**Data records**
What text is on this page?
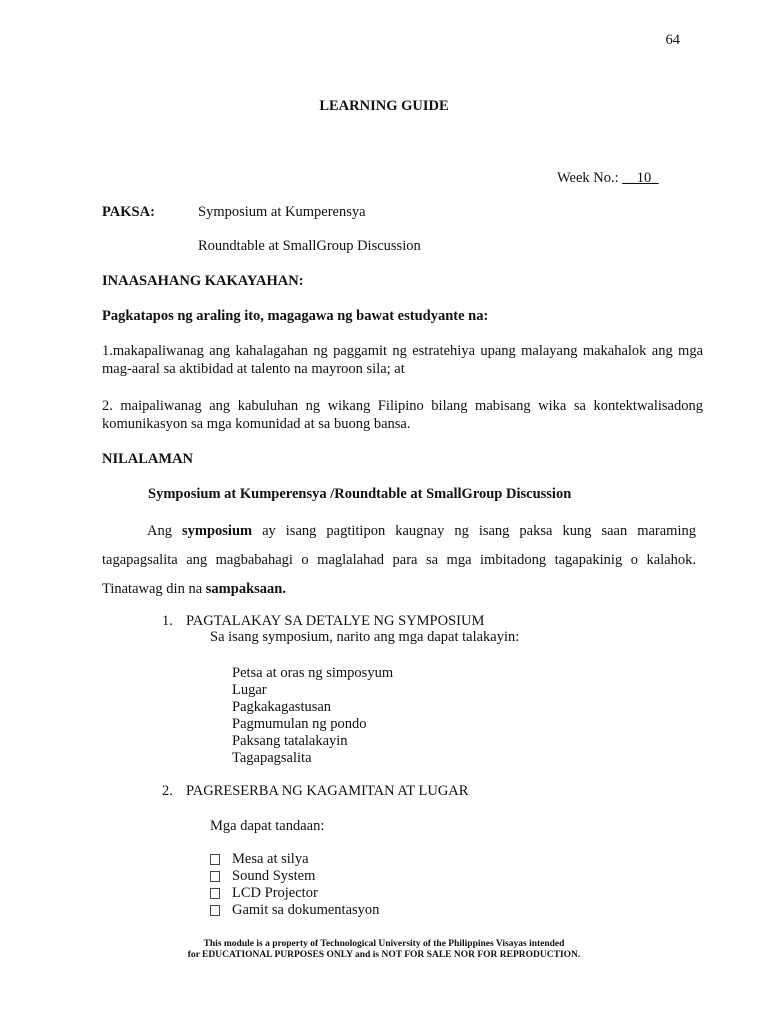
64
LEARNING GUIDE
Week No.: __10_
PAKSA:	Symposium at Kumperensya
Roundtable at SmallGroup Discussion
INAASAHANG KAKAYAHAN:
Pagkatapos ng araling ito, magagawa ng bawat estudyante na:
1.makapaliwanag ang kahalagahan ng paggamit ng estratehiya upang malayang makahalok ang mga mag-aaral sa aktibidad at talento na mayroon sila; at
2. maipaliwanag ang kabuluhan ng wikang Filipino bilang mabisang wika sa kontektwalisadong komunikasyon sa mga komunidad at sa buong bansa.
NILALAMAN
Symposium at Kumperensya /Roundtable at SmallGroup Discussion
Ang symposium ay isang pagtitipon kaugnay ng isang paksa kung saan maraming tagapagsalita ang magbabahagi o maglalahad para sa mga imbitadong tagapakinig o kalahok. Tinatawag din na sampaksaan.
1. PAGTALAKAY SA DETALYE NG SYMPOSIUM
Sa isang symposium, narito ang mga dapat talakayin:
Petsa at oras ng simposyum
Lugar
Pagkakagastusan
Pagmumulan ng pondo
Paksang tatalakayin
Tagapagsalita
2. PAGRESERBA NG KAGAMITAN AT LUGAR
Mga dapat tandaan:
Mesa at silya
Sound System
LCD Projector
Gamit sa dokumentasyon
This module is a property of Technological University of the Philippines Visayas intended
for EDUCATIONAL PURPOSES ONLY and is NOT FOR SALE NOR FOR REPRODUCTION.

**EXERCISE INSTRUCTIONS**
Output all of the data exactly as it stands, minus any images.

**WRITTEN SOLUTION**
What text is on this page?
64
LEARNING GUIDE
Week No.: __10_
PAKSA:	Symposium at Kumperensya
Roundtable at SmallGroup Discussion
INAASAHANG KAKAYAHAN:
Pagkatapos ng araling ito, magagawa ng bawat estudyante na:
1.makapaliwanag ang kahalagahan ng paggamit ng estratehiya upang malayang makahalok ang mga mag-aaral sa aktibidad at talento na mayroon sila; at
2. maipaliwanag ang kabuluhan ng wikang Filipino bilang mabisang wika sa kontektwalisadong komunikasyon sa mga komunidad at sa buong bansa.
NILALAMAN
Symposium at Kumperensya /Roundtable at SmallGroup Discussion
Ang symposium ay isang pagtitipon kaugnay ng isang paksa kung saan maraming tagapagsalita ang magbabahagi o maglalahad para sa mga imbitadong tagapakinig o kalahok. Tinatawag din na sampaksaan.
1. PAGTALAKAY SA DETALYE NG SYMPOSIUM
Sa isang symposium, narito ang mga dapat talakayin:
Petsa at oras ng simposyum
Lugar
Pagkakagastusan
Pagmumulan ng pondo
Paksang tatalakayin
Tagapagsalita
2. PAGRESERBA NG KAGAMITAN AT LUGAR
Mga dapat tandaan:
Mesa at silya
Sound System
LCD Projector
Gamit sa dokumentasyon
This module is a property of Technological University of the Philippines Visayas intended
for EDUCATIONAL PURPOSES ONLY and is NOT FOR SALE NOR FOR REPRODUCTION.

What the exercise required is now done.